Copy each line with the word "data" in it.

::::

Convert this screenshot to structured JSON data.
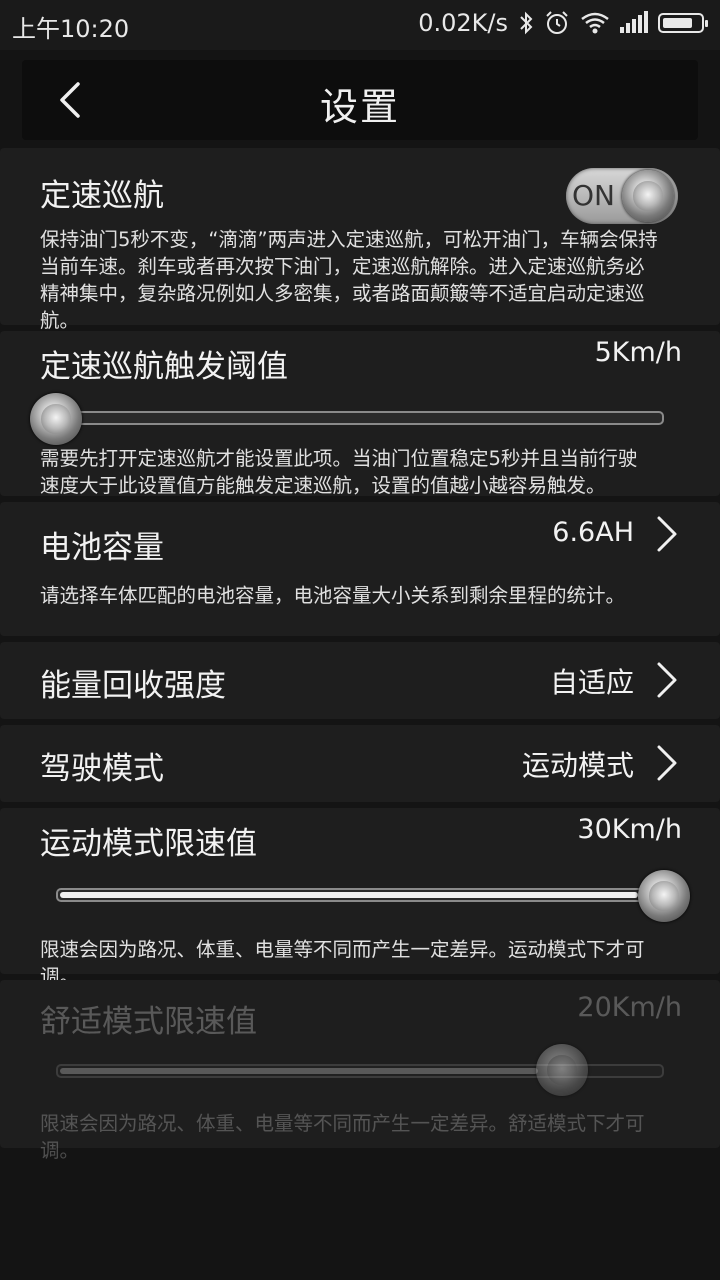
{
  "status_bar": {
    "time": "上午10:20",
    "speed": "0.02K/s",
    "icons": [
      "bluetooth-icon",
      "alarm-icon",
      "wifi-icon",
      "signal-icon",
      "battery-icon"
    ]
  },
  "header": {
    "title": "设置"
  },
  "cruise": {
    "label": "定速巡航",
    "toggle_text": "ON",
    "enabled": true,
    "desc": "保持油门5秒不变，“滴滴”两声进入定速巡航，可松开油门，车辆会保持当前车速。刹车或者再次按下油门，定速巡航解除。进入定速巡航务必精神集中，复杂路况例如人多密集，或者路面颠簸等不适宜启动定速巡航。"
  },
  "threshold": {
    "label": "定速巡航触发阈值",
    "value": "5Km/h",
    "slider_fraction": 0.0,
    "desc": "需要先打开定速巡航才能设置此项。当油门位置稳定5秒并且当前行驶速度大于此设置值方能触发定速巡航，设置的值越小越容易触发。"
  },
  "battery": {
    "label": "电池容量",
    "value": "6.6AH",
    "desc": "请选择车体匹配的电池容量，电池容量大小关系到剩余里程的统计。"
  },
  "regen": {
    "label": "能量回收强度",
    "value": "自适应"
  },
  "drive_mode": {
    "label": "驾驶模式",
    "value": "运动模式"
  },
  "sport_limit": {
    "label": "运动模式限速值",
    "value": "30Km/h",
    "slider_fraction": 1.0,
    "desc": "限速会因为路况、体重、电量等不同而产生一定差异。运动模式下才可调。"
  },
  "comfort_limit": {
    "label": "舒适模式限速值",
    "value": "20Km/h",
    "slider_fraction": 0.83,
    "disabled": true,
    "desc": "限速会因为路况、体重、电量等不同而产生一定差异。舒适模式下才可调。"
  }
}
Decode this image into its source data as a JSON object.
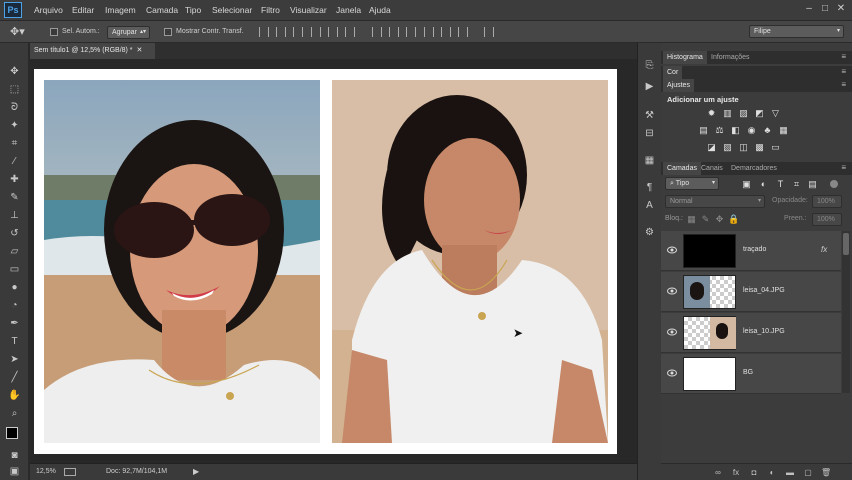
{
  "app": {
    "logo": "Ps"
  },
  "menu": [
    "Arquivo",
    "Editar",
    "Imagem",
    "Camada",
    "Tipo",
    "Selecionar",
    "Filtro",
    "Visualizar",
    "Janela",
    "Ajuda"
  ],
  "options": {
    "auto_select_label": "Sel. Autom.:",
    "auto_select_value": "Agrupar",
    "show_transform_label": "Mostrar Contr. Transf.",
    "workspace": "Filipe"
  },
  "document": {
    "tab_title": "Sem título1 @ 12,5% (RGB/8) *",
    "zoom": "12,5%",
    "doc_info": "Doc: 92,7M/104,1M"
  },
  "panels": {
    "histogram_tab": "Histograma",
    "info_tab": "Informações",
    "color_tab": "Cor",
    "adjustments_tab": "Ajustes",
    "adjustments_heading": "Adicionar um ajuste",
    "layers_tab": "Camadas",
    "channels_tab": "Canais",
    "paths_tab": "Demarcadores",
    "filter_kind": "Tipo",
    "blend_mode": "Normal",
    "opacity_label": "Opacidade:",
    "opacity_value": "100%",
    "lock_label": "Bloq.:",
    "fill_label": "Preen.:",
    "fill_value": "100%"
  },
  "layers": [
    {
      "name": "traçado",
      "fx": "fx",
      "thumb": "black"
    },
    {
      "name": "leisa_04.JPG",
      "thumb": "photo-left"
    },
    {
      "name": "leisa_10.JPG",
      "thumb": "photo-right"
    },
    {
      "name": "BG",
      "thumb": "white"
    }
  ],
  "colors": {
    "accent": "#4ea3e8",
    "panel_bg": "#3c3c3c",
    "canvas_bg": "#282828"
  }
}
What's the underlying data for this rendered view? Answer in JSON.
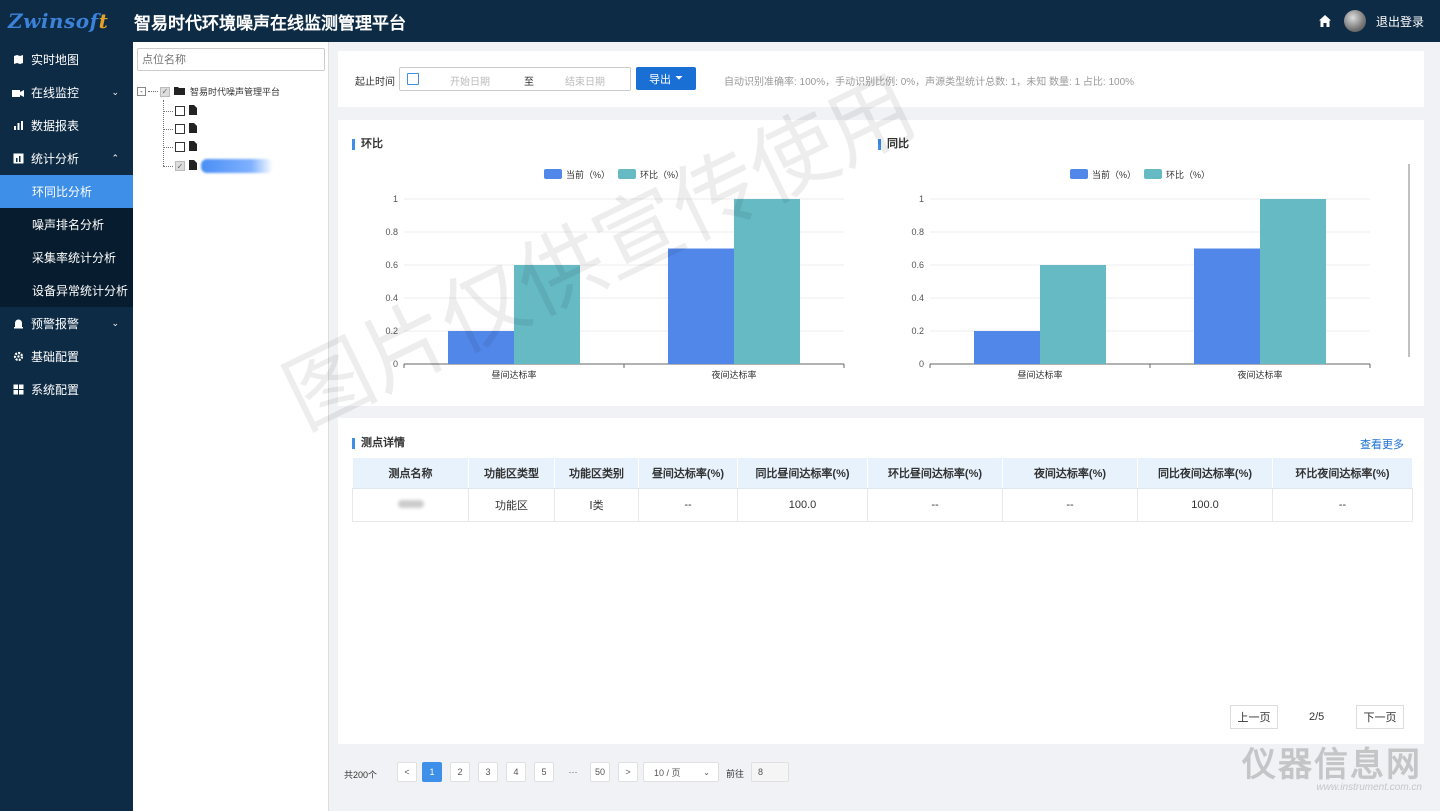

::::

Result of the exercise:
Convert this screenshot to structured JSON data.
Decode this image into its source data as a JSON object.
What's the underlying data for this rendered view? Answer in JSON.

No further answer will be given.